**GOAL OF THE EXERCISE**
Copy out the data from the line with "close-button[interactable]: ✕ [1041, 0, 1087, 30]" to the line with "menu-view[interactable]: 보기(V) [109, 33, 162, 52]", changing every "interactable" to "clickable" and keeping everything else the same.

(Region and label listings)
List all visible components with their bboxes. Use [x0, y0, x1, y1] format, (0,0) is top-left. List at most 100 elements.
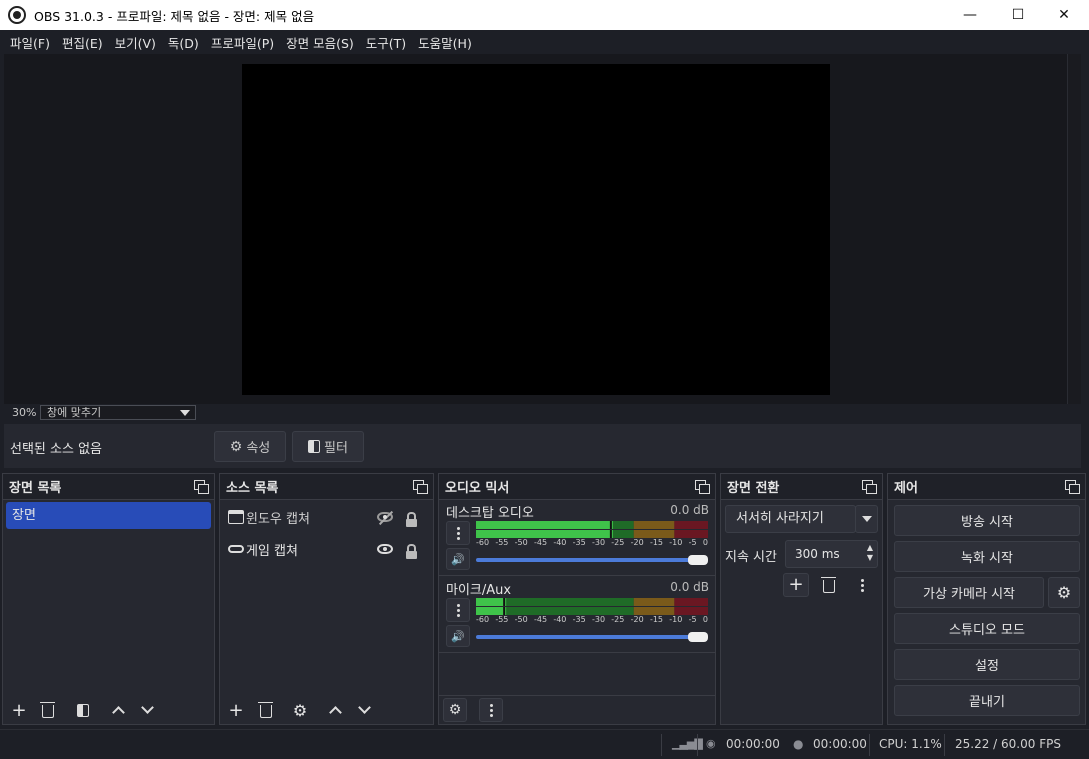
close-button[interactable]: ✕ [1041, 0, 1087, 30]
more-vertical-icon [456, 608, 460, 612]
preview-canvas[interactable] [242, 64, 830, 395]
spin-arrows-icon[interactable]: ▲ ▼ [867, 543, 873, 563]
studio-mode-button[interactable]: 스튜디오 모드 [894, 613, 1080, 644]
unlock-icon[interactable] [406, 512, 417, 527]
menu-view[interactable]: 보기(V) [109, 33, 162, 52]
move-scene-up-button[interactable] [105, 698, 131, 722]
gear-icon: ⚙ [292, 700, 308, 720]
eye-icon[interactable] [377, 544, 393, 554]
settings-button[interactable]: 설정 [894, 649, 1080, 680]
sources-list: 윈도우 캡쳐 게임 캡쳐 + ⚙ [220, 500, 433, 724]
start-virtual-camera-button[interactable]: 가상 카메라 시작 [894, 577, 1044, 608]
menu-docks[interactable]: 독(D) [162, 33, 205, 52]
fps-counter: 25.22 / 60.00 FPS [955, 737, 1061, 751]
slider-handle[interactable] [688, 555, 708, 565]
menu-profile[interactable]: 프로파일(P) [205, 33, 280, 52]
menu-edit[interactable]: 편집(E) [56, 33, 109, 52]
move-source-down-button[interactable] [351, 698, 377, 722]
meter-segment [674, 607, 708, 615]
source-item-game-capture[interactable]: 게임 캡쳐 [228, 536, 427, 562]
unlock-icon[interactable] [406, 544, 417, 559]
mixer-channels: 데스크탑 오디오 0.0 dB -60 -55 -50 -45 -40 -35 -30 -25… [439, 500, 715, 724]
controls-dock: 제어 방송 시작 녹화 시작 가상 카메라 시작 ⚙ 스튜디오 모드 설정 끝내… [887, 473, 1086, 725]
channel-name: 데스크탑 오디오 [446, 506, 534, 521]
tick-label: -60 [476, 538, 490, 547]
mute-button[interactable]: 🔊 [446, 625, 470, 647]
undock-icon[interactable] [413, 480, 428, 494]
menu-scene-collection[interactable]: 장면 모음(S) [280, 33, 360, 52]
source-item-window-capture[interactable]: 윈도우 캡쳐 [228, 504, 427, 530]
plus-icon: + [228, 699, 244, 721]
channel-db: 0.0 dB [670, 503, 709, 517]
eye-off-icon[interactable] [377, 512, 393, 522]
tick-label: -40 [553, 615, 567, 624]
stream-time: 00:00:00 [726, 737, 780, 751]
slider-handle[interactable] [688, 632, 708, 642]
remove-source-button[interactable] [253, 698, 279, 722]
tick-label: -55 [495, 538, 509, 547]
scene-item[interactable]: 장면 [6, 502, 211, 529]
chevron-down-icon [357, 701, 371, 714]
remove-scene-button[interactable] [35, 698, 61, 722]
tick-label: -15 [649, 538, 664, 547]
sources-dock: 소스 목록 윈도우 캡쳐 게임 캡쳐 + ⚙ [219, 473, 434, 725]
chevron-up-icon [328, 706, 342, 719]
advanced-audio-button[interactable]: ⚙ [443, 698, 467, 722]
tick-label: -45 [533, 538, 548, 547]
preview-vertical-scrollbar[interactable] [1067, 54, 1081, 404]
tick-label: -40 [553, 538, 567, 547]
volume-meter-bars [476, 521, 708, 538]
maximize-button[interactable]: ☐ [995, 0, 1041, 30]
undock-icon[interactable] [695, 480, 710, 494]
filters-button[interactable]: 필터 [292, 431, 364, 462]
preview-area[interactable] [4, 54, 1067, 404]
transition-menu-button[interactable] [849, 573, 875, 597]
add-scene-button[interactable]: + [6, 698, 32, 722]
menu-help[interactable]: 도움말(H) [412, 33, 478, 52]
meter-ticks: -60 -55 -50 -45 -40 -35 -30 -25 -20 -15 -10 -5 0 [476, 615, 708, 625]
add-transition-button[interactable]: + [783, 573, 809, 597]
minimize-button[interactable]: — [947, 0, 993, 30]
start-recording-button[interactable]: 녹화 시작 [894, 541, 1080, 572]
channel-name: 마이크/Aux [446, 583, 512, 598]
channel-menu-button[interactable] [446, 598, 470, 622]
volume-slider[interactable] [476, 632, 708, 642]
mixer-menu-button[interactable] [479, 698, 503, 722]
scene-filters-button[interactable] [70, 698, 96, 722]
exit-button[interactable]: 끝내기 [894, 685, 1080, 716]
transition-dropdown-button[interactable] [855, 505, 878, 533]
channel-menu-button[interactable] [446, 521, 470, 545]
add-source-button[interactable]: + [223, 698, 249, 722]
filters-label: 필터 [324, 441, 348, 456]
tick-label: -50 [514, 615, 528, 624]
tick-label: -60 [476, 615, 490, 624]
meter-segment [674, 521, 708, 529]
volume-slider[interactable] [476, 555, 708, 565]
duration-value: 300 ms [795, 547, 840, 561]
status-divider [661, 734, 662, 756]
mixer-channel-mic: 마이크/Aux 0.0 dB -60 -55 -50 -45 -40 -35 -30 -25-… [439, 577, 715, 653]
remove-transition-button[interactable] [816, 573, 842, 597]
source-properties-button[interactable]: ⚙ [287, 698, 313, 722]
transition-select[interactable]: 서서히 사라지기 [725, 505, 856, 533]
tick-label: -15 [649, 615, 664, 624]
transitions-header: 장면 전환 [721, 474, 882, 500]
transition-value: 서서히 사라지기 [736, 511, 824, 526]
move-scene-down-button[interactable] [134, 698, 160, 722]
virtual-camera-settings-button[interactable]: ⚙ [1048, 577, 1080, 608]
undock-icon[interactable] [194, 480, 209, 494]
move-source-up-button[interactable] [322, 698, 348, 722]
scenes-list: 장면 + [3, 500, 214, 724]
tick-label: -35 [572, 538, 586, 547]
properties-button[interactable]: ⚙ 속성 [214, 431, 286, 462]
trash-icon [258, 702, 273, 718]
mute-button[interactable]: 🔊 [446, 548, 470, 570]
zoom-mode-select[interactable]: 창에 맞추기 [40, 405, 196, 420]
duration-spinbox[interactable]: 300 ms ▲ ▼ [785, 540, 878, 568]
menu-tools[interactable]: 도구(T) [360, 33, 412, 52]
meter-segment [633, 530, 675, 538]
start-streaming-button[interactable]: 방송 시작 [894, 505, 1080, 536]
undock-icon[interactable] [862, 480, 877, 494]
undock-icon[interactable] [1065, 480, 1080, 494]
menu-file[interactable]: 파일(F) [4, 33, 56, 52]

**SOLUTION FOR THIS TASK**
close-button[clickable]: ✕ [1041, 0, 1087, 30]
more-vertical-icon [456, 608, 460, 612]
preview-canvas[clickable] [242, 64, 830, 395]
spin-arrows-icon[clickable]: ▲ ▼ [867, 543, 873, 563]
studio-mode-button[clickable]: 스튜디오 모드 [894, 613, 1080, 644]
unlock-icon[clickable] [406, 512, 417, 527]
menu-view[clickable]: 보기(V) [109, 33, 162, 52]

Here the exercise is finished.